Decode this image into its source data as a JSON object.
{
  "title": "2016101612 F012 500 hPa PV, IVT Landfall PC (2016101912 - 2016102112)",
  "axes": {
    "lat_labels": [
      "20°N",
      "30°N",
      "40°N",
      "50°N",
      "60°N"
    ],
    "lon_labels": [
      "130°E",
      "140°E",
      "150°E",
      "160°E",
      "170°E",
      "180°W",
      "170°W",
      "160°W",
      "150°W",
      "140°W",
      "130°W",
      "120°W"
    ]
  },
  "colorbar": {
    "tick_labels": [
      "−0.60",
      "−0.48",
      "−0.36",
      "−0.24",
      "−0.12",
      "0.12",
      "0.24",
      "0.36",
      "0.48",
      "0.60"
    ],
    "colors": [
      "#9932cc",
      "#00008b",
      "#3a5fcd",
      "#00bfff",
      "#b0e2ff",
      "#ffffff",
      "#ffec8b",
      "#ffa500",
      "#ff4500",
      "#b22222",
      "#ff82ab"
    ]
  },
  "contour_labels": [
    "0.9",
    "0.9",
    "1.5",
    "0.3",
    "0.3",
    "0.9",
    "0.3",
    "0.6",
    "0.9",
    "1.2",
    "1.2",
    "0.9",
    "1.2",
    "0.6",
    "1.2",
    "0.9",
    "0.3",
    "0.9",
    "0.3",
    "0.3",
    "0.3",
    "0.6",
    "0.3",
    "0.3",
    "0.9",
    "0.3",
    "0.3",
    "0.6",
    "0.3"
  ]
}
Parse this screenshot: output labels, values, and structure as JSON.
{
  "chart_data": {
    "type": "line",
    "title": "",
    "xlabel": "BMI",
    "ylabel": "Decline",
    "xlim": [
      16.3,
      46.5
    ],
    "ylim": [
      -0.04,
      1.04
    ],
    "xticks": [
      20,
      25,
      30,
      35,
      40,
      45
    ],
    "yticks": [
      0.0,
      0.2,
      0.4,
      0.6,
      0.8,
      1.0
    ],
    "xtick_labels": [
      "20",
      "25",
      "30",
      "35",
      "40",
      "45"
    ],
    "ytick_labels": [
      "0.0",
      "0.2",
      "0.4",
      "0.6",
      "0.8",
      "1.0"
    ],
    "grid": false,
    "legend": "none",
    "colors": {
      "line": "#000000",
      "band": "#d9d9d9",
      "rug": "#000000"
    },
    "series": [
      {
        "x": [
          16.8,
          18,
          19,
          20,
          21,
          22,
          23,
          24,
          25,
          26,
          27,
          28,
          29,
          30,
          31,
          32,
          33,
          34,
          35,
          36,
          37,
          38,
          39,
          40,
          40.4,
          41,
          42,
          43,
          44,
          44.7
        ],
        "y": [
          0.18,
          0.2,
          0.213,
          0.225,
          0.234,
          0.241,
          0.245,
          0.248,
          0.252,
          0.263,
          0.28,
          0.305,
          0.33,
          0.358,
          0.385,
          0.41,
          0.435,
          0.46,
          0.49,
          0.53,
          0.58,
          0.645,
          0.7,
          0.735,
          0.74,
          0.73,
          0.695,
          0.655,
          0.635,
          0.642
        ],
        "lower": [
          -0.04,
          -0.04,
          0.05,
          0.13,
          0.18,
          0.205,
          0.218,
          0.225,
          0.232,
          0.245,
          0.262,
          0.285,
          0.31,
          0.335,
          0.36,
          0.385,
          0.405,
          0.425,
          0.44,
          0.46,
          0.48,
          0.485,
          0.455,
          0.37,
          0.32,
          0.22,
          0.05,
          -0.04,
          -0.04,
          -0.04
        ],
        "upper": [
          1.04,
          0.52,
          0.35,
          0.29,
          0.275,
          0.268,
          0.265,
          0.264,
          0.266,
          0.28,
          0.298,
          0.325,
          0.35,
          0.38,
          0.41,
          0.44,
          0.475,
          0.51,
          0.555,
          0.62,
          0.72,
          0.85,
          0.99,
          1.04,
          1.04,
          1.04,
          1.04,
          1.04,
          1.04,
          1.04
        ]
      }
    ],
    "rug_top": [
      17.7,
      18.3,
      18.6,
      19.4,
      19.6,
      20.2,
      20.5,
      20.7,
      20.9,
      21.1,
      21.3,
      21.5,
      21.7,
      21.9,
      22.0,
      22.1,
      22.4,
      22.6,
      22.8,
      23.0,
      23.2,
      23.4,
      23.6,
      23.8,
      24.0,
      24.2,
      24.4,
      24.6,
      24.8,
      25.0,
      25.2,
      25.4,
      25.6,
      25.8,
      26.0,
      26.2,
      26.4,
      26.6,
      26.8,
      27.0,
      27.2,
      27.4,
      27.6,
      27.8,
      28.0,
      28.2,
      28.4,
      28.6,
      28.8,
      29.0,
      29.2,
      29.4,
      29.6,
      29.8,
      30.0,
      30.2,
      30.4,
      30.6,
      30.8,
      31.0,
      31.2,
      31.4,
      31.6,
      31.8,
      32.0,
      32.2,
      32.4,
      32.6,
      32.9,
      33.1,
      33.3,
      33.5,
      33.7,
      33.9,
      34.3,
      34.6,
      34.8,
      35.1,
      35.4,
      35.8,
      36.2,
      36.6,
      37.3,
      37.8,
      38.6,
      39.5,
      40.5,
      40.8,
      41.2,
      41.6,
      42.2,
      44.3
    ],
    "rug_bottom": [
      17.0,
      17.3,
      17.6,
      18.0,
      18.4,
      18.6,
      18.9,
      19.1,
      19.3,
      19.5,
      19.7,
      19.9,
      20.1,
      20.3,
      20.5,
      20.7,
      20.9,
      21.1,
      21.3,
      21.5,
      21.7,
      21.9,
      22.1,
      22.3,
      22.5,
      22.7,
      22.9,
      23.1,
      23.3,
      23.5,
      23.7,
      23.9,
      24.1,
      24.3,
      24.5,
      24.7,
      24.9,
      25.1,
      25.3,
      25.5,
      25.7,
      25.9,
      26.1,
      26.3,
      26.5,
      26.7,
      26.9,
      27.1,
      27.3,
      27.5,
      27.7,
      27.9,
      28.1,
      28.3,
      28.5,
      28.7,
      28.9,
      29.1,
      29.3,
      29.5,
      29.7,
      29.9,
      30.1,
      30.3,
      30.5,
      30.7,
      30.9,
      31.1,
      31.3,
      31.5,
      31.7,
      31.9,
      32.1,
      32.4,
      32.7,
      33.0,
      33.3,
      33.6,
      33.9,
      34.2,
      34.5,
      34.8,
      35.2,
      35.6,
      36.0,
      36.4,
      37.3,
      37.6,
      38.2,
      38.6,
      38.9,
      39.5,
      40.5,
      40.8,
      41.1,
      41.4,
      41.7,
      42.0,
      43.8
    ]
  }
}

-=-=-=-=-

● What is required
Find the word "this" in the data and copy out each line where it turns up.

● Task output
Decode this image into its source data as a JSON object.
Parse this screenshot: output labels, values, and structure as JSON.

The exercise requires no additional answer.